**What the task asks**
Copy out all the entries word for word.

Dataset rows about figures
......

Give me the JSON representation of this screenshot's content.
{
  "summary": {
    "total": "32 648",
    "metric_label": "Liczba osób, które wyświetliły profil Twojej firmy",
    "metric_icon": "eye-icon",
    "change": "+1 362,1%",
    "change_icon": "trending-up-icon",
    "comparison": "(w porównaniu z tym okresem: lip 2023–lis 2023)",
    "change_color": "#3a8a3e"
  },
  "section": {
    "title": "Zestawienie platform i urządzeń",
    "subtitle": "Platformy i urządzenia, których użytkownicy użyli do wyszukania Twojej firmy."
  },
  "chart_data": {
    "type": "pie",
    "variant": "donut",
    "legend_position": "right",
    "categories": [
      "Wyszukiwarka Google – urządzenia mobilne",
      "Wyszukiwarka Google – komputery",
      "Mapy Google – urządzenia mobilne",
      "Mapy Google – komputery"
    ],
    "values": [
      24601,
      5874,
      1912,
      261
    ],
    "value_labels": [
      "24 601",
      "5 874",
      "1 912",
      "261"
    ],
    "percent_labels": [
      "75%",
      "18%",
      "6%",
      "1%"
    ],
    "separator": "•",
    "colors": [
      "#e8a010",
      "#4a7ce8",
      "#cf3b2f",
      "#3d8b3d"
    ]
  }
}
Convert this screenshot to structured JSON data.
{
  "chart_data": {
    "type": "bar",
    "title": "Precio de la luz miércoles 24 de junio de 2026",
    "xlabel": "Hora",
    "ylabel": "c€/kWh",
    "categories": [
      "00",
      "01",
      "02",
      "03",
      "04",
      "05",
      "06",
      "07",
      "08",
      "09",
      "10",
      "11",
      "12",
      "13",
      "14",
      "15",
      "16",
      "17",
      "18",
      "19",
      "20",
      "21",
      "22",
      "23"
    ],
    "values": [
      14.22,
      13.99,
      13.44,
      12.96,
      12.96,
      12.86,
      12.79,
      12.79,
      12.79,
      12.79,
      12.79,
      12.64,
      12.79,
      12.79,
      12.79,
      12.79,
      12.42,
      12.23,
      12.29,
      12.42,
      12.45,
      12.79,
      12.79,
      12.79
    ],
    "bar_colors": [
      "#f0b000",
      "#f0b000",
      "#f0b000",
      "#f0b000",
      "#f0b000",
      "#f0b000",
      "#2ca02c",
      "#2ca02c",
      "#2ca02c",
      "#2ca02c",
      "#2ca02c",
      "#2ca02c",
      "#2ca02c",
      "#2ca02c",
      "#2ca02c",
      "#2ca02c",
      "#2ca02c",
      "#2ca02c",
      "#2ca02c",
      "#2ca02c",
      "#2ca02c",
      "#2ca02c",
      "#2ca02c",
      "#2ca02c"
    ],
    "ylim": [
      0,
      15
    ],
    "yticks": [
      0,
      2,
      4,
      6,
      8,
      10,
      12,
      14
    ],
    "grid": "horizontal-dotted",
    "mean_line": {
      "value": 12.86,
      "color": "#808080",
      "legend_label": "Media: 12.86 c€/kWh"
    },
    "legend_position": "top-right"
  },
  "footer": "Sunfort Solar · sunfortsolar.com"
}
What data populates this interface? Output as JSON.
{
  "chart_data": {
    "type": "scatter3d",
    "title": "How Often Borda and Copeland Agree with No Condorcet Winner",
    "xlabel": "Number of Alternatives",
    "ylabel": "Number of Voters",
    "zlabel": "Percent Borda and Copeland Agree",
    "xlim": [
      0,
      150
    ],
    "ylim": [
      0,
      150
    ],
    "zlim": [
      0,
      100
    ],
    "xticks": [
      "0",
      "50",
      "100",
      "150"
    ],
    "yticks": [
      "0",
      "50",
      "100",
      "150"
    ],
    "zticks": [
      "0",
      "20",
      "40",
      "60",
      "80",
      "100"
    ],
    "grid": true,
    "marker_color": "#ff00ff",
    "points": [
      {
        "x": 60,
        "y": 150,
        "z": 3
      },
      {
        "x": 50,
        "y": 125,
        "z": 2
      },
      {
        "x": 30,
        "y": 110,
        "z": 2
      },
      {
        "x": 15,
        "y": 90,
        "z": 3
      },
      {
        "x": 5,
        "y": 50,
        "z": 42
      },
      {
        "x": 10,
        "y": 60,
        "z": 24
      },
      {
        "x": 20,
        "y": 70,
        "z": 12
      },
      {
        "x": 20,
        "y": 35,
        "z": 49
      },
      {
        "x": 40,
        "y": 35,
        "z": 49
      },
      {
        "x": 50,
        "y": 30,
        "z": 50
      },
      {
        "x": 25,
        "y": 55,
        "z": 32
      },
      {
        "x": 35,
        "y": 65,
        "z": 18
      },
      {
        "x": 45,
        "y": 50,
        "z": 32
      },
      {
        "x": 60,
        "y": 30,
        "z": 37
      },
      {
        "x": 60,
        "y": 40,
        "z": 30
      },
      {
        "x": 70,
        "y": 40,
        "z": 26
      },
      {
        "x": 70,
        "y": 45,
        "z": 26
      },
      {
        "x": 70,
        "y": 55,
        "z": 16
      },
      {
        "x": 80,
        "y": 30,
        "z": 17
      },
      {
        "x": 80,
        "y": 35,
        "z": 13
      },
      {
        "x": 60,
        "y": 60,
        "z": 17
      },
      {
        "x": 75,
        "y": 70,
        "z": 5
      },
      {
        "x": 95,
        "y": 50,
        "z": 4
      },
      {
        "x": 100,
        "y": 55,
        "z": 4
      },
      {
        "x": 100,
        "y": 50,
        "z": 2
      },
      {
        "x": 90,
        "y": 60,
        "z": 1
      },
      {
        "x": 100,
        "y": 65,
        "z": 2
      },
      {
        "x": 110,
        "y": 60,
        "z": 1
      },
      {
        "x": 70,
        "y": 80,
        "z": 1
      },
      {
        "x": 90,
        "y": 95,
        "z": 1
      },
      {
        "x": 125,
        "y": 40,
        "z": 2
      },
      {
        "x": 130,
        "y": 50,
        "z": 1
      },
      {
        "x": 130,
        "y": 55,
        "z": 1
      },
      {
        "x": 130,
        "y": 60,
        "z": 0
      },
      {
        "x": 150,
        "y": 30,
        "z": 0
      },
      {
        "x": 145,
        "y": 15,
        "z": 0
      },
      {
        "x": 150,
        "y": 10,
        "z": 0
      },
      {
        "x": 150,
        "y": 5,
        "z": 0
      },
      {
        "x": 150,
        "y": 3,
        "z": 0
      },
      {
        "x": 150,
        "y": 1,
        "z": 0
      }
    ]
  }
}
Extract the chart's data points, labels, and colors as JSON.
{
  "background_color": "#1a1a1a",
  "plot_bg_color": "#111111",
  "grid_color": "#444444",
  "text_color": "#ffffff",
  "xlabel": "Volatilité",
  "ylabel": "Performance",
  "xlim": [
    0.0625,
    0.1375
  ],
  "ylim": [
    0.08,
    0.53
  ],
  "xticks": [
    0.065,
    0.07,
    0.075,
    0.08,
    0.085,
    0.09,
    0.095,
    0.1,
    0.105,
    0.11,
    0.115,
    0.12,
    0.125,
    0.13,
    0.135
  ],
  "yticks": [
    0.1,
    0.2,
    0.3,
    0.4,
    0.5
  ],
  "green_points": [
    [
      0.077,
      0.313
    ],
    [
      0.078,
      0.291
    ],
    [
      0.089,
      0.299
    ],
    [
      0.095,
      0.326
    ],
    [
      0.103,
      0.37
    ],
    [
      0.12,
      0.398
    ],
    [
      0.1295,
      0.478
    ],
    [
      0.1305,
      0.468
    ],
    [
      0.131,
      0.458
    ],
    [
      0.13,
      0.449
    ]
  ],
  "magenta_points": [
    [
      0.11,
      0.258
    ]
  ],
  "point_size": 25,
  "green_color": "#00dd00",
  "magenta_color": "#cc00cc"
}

......

**Solution for this task**
Give me the JSON representation of this screenshot's content.
{
  "summary": {
    "total": "32 648",
    "metric_label": "Liczba osób, które wyświetliły profil Twojej firmy",
    "metric_icon": "eye-icon",
    "change": "+1 362,1%",
    "change_icon": "trending-up-icon",
    "comparison": "(w porównaniu z tym okresem: lip 2023–lis 2023)",
    "change_color": "#3a8a3e"
  },
  "section": {
    "title": "Zestawienie platform i urządzeń",
    "subtitle": "Platformy i urządzenia, których użytkownicy użyli do wyszukania Twojej firmy."
  },
  "chart_data": {
    "type": "pie",
    "variant": "donut",
    "legend_position": "right",
    "categories": [
      "Wyszukiwarka Google – urządzenia mobilne",
      "Wyszukiwarka Google – komputery",
      "Mapy Google – urządzenia mobilne",
      "Mapy Google – komputery"
    ],
    "values": [
      24601,
      5874,
      1912,
      261
    ],
    "value_labels": [
      "24 601",
      "5 874",
      "1 912",
      "261"
    ],
    "percent_labels": [
      "75%",
      "18%",
      "6%",
      "1%"
    ],
    "separator": "•",
    "colors": [
      "#e8a010",
      "#4a7ce8",
      "#cf3b2f",
      "#3d8b3d"
    ]
  }
}
Convert this screenshot to structured JSON data.
{
  "chart_data": {
    "type": "bar",
    "title": "Precio de la luz miércoles 24 de junio de 2026",
    "xlabel": "Hora",
    "ylabel": "c€/kWh",
    "categories": [
      "00",
      "01",
      "02",
      "03",
      "04",
      "05",
      "06",
      "07",
      "08",
      "09",
      "10",
      "11",
      "12",
      "13",
      "14",
      "15",
      "16",
      "17",
      "18",
      "19",
      "20",
      "21",
      "22",
      "23"
    ],
    "values": [
      14.22,
      13.99,
      13.44,
      12.96,
      12.96,
      12.86,
      12.79,
      12.79,
      12.79,
      12.79,
      12.79,
      12.64,
      12.79,
      12.79,
      12.79,
      12.79,
      12.42,
      12.23,
      12.29,
      12.42,
      12.45,
      12.79,
      12.79,
      12.79
    ],
    "bar_colors": [
      "#f0b000",
      "#f0b000",
      "#f0b000",
      "#f0b000",
      "#f0b000",
      "#f0b000",
      "#2ca02c",
      "#2ca02c",
      "#2ca02c",
      "#2ca02c",
      "#2ca02c",
      "#2ca02c",
      "#2ca02c",
      "#2ca02c",
      "#2ca02c",
      "#2ca02c",
      "#2ca02c",
      "#2ca02c",
      "#2ca02c",
      "#2ca02c",
      "#2ca02c",
      "#2ca02c",
      "#2ca02c",
      "#2ca02c"
    ],
    "ylim": [
      0,
      15
    ],
    "yticks": [
      0,
      2,
      4,
      6,
      8,
      10,
      12,
      14
    ],
    "grid": "horizontal-dotted",
    "mean_line": {
      "value": 12.86,
      "color": "#808080",
      "legend_label": "Media: 12.86 c€/kWh"
    },
    "legend_position": "top-right"
  },
  "footer": "Sunfort Solar · sunfortsolar.com"
}
What data populates this interface? Output as JSON.
{
  "chart_data": {
    "type": "scatter3d",
    "title": "How Often Borda and Copeland Agree with No Condorcet Winner",
    "xlabel": "Number of Alternatives",
    "ylabel": "Number of Voters",
    "zlabel": "Percent Borda and Copeland Agree",
    "xlim": [
      0,
      150
    ],
    "ylim": [
      0,
      150
    ],
    "zlim": [
      0,
      100
    ],
    "xticks": [
      "0",
      "50",
      "100",
      "150"
    ],
    "yticks": [
      "0",
      "50",
      "100",
      "150"
    ],
    "zticks": [
      "0",
      "20",
      "40",
      "60",
      "80",
      "100"
    ],
    "grid": true,
    "marker_color": "#ff00ff",
    "points": [
      {
        "x": 60,
        "y": 150,
        "z": 3
      },
      {
        "x": 50,
        "y": 125,
        "z": 2
      },
      {
        "x": 30,
        "y": 110,
        "z": 2
      },
      {
        "x": 15,
        "y": 90,
        "z": 3
      },
      {
        "x": 5,
        "y": 50,
        "z": 42
      },
      {
        "x": 10,
        "y": 60,
        "z": 24
      },
      {
        "x": 20,
        "y": 70,
        "z": 12
      },
      {
        "x": 20,
        "y": 35,
        "z": 49
      },
      {
        "x": 40,
        "y": 35,
        "z": 49
      },
      {
        "x": 50,
        "y": 30,
        "z": 50
      },
      {
        "x": 25,
        "y": 55,
        "z": 32
      },
      {
        "x": 35,
        "y": 65,
        "z": 18
      },
      {
        "x": 45,
        "y": 50,
        "z": 32
      },
      {
        "x": 60,
        "y": 30,
        "z": 37
      },
      {
        "x": 60,
        "y": 40,
        "z": 30
      },
      {
        "x": 70,
        "y": 40,
        "z": 26
      },
      {
        "x": 70,
        "y": 45,
        "z": 26
      },
      {
        "x": 70,
        "y": 55,
        "z": 16
      },
      {
        "x": 80,
        "y": 30,
        "z": 17
      },
      {
        "x": 80,
        "y": 35,
        "z": 13
      },
      {
        "x": 60,
        "y": 60,
        "z": 17
      },
      {
        "x": 75,
        "y": 70,
        "z": 5
      },
      {
        "x": 95,
        "y": 50,
        "z": 4
      },
      {
        "x": 100,
        "y": 55,
        "z": 4
      },
      {
        "x": 100,
        "y": 50,
        "z": 2
      },
      {
        "x": 90,
        "y": 60,
        "z": 1
      },
      {
        "x": 100,
        "y": 65,
        "z": 2
      },
      {
        "x": 110,
        "y": 60,
        "z": 1
      },
      {
        "x": 70,
        "y": 80,
        "z": 1
      },
      {
        "x": 90,
        "y": 95,
        "z": 1
      },
      {
        "x": 125,
        "y": 40,
        "z": 2
      },
      {
        "x": 130,
        "y": 50,
        "z": 1
      },
      {
        "x": 130,
        "y": 55,
        "z": 1
      },
      {
        "x": 130,
        "y": 60,
        "z": 0
      },
      {
        "x": 150,
        "y": 30,
        "z": 0
      },
      {
        "x": 145,
        "y": 15,
        "z": 0
      },
      {
        "x": 150,
        "y": 10,
        "z": 0
      },
      {
        "x": 150,
        "y": 5,
        "z": 0
      },
      {
        "x": 150,
        "y": 3,
        "z": 0
      },
      {
        "x": 150,
        "y": 1,
        "z": 0
      }
    ]
  }
}
Extract the chart's data points, labels, and colors as JSON.
{
  "background_color": "#1a1a1a",
  "plot_bg_color": "#111111",
  "grid_color": "#444444",
  "text_color": "#ffffff",
  "xlabel": "Volatilité",
  "ylabel": "Performance",
  "xlim": [
    0.0625,
    0.1375
  ],
  "ylim": [
    0.08,
    0.53
  ],
  "xticks": [
    0.065,
    0.07,
    0.075,
    0.08,
    0.085,
    0.09,
    0.095,
    0.1,
    0.105,
    0.11,
    0.115,
    0.12,
    0.125,
    0.13,
    0.135
  ],
  "yticks": [
    0.1,
    0.2,
    0.3,
    0.4,
    0.5
  ],
  "green_points": [
    [
      0.077,
      0.313
    ],
    [
      0.078,
      0.291
    ],
    [
      0.089,
      0.299
    ],
    [
      0.095,
      0.326
    ],
    [
      0.103,
      0.37
    ],
    [
      0.12,
      0.398
    ],
    [
      0.1295,
      0.478
    ],
    [
      0.1305,
      0.468
    ],
    [
      0.131,
      0.458
    ],
    [
      0.13,
      0.449
    ]
  ],
  "magenta_points": [
    [
      0.11,
      0.258
    ]
  ],
  "point_size": 25,
  "green_color": "#00dd00",
  "magenta_color": "#cc00cc"
}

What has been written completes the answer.